- _Task directions_:
Go through the records below line by line. Count the lines with "нормально" and give the count alone.

- _Data entries_:
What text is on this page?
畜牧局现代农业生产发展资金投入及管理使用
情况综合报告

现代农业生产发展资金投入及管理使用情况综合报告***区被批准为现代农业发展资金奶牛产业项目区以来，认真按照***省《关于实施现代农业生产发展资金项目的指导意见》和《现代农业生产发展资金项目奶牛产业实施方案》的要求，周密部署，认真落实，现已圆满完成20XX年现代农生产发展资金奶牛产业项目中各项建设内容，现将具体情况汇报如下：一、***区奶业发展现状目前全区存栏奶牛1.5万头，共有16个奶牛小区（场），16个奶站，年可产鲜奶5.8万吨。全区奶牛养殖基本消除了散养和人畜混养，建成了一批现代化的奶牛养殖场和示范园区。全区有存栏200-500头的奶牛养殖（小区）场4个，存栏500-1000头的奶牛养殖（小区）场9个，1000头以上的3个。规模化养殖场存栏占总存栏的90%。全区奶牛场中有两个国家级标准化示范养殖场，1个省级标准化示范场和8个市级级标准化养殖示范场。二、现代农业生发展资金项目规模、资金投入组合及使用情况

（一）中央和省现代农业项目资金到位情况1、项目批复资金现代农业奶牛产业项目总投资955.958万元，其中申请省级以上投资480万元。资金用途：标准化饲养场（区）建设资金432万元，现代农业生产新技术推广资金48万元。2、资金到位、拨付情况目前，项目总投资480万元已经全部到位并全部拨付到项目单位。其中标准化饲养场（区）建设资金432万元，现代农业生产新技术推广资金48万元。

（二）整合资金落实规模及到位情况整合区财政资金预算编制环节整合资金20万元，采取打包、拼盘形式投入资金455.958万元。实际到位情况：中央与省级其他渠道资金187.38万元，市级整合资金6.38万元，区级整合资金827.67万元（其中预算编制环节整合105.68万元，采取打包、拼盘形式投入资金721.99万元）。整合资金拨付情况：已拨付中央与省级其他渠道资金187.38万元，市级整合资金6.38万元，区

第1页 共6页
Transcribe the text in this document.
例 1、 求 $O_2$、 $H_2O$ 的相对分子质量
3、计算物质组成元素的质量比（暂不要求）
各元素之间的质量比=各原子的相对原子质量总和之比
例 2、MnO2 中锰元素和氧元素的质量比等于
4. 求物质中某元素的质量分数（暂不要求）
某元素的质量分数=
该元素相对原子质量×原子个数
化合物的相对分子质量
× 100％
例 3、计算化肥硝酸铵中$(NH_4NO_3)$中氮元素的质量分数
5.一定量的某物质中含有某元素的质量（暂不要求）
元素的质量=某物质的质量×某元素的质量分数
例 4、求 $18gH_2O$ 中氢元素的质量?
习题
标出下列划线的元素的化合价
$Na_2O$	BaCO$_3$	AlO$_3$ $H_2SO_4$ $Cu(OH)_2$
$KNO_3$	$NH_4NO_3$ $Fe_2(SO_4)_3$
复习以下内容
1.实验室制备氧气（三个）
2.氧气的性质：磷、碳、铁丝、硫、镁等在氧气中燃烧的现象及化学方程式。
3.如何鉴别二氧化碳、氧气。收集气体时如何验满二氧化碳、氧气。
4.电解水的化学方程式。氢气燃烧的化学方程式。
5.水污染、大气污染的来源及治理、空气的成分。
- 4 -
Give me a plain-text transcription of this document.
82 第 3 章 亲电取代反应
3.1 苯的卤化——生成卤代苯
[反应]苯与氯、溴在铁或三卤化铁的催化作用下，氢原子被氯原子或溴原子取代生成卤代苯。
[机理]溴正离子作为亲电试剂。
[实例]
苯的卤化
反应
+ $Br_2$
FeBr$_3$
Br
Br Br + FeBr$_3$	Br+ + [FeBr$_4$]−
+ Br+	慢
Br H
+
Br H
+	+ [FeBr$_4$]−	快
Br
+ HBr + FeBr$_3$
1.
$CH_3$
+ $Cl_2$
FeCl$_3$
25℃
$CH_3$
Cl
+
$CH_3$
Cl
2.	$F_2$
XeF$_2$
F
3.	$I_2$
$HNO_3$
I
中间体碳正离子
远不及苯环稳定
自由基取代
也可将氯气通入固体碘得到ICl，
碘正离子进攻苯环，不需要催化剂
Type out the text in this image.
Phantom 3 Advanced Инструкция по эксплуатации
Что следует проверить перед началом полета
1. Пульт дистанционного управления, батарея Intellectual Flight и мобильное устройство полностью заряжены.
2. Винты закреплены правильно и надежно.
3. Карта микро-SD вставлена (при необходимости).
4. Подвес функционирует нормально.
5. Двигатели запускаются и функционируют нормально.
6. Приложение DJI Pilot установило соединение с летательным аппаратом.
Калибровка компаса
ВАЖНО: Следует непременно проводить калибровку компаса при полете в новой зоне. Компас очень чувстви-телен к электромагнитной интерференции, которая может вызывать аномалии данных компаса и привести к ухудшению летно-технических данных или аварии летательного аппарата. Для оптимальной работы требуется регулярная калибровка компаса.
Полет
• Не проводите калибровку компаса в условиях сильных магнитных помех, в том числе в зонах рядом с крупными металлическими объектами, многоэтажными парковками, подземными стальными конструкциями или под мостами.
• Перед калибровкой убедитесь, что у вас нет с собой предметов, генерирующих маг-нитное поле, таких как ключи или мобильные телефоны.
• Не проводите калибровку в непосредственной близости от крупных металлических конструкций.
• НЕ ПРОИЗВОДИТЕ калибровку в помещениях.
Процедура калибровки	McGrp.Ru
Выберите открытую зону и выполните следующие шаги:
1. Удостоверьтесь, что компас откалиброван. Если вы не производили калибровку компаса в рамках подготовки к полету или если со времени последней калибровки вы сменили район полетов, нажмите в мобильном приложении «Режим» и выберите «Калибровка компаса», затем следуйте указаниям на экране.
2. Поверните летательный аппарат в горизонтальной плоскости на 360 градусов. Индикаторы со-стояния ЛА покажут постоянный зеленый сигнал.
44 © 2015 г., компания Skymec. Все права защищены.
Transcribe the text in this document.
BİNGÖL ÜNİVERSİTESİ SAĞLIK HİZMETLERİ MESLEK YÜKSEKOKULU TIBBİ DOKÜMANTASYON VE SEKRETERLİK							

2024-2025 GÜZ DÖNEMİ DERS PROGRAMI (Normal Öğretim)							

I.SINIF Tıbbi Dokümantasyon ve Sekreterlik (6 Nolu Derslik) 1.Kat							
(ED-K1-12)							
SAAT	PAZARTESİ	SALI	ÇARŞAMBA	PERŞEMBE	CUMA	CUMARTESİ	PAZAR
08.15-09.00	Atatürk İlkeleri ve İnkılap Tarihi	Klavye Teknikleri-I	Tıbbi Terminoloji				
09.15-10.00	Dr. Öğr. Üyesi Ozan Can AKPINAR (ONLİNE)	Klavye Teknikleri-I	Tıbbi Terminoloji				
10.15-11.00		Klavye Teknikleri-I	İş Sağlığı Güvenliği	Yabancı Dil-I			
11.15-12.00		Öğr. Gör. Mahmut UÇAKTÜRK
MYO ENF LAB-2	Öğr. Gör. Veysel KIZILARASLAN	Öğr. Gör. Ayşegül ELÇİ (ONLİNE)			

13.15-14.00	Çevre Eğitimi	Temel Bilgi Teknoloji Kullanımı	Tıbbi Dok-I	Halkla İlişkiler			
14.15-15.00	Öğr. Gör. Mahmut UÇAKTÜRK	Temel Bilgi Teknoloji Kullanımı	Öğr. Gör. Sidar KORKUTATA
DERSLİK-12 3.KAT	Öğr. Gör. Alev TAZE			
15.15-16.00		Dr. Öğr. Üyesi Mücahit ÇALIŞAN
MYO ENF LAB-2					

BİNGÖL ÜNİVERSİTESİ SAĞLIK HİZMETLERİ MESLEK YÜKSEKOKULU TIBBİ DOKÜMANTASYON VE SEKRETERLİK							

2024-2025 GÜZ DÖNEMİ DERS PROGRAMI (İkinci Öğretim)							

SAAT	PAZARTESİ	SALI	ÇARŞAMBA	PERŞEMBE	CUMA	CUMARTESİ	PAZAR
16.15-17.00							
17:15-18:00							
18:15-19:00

- _Answer for this exercise_:
2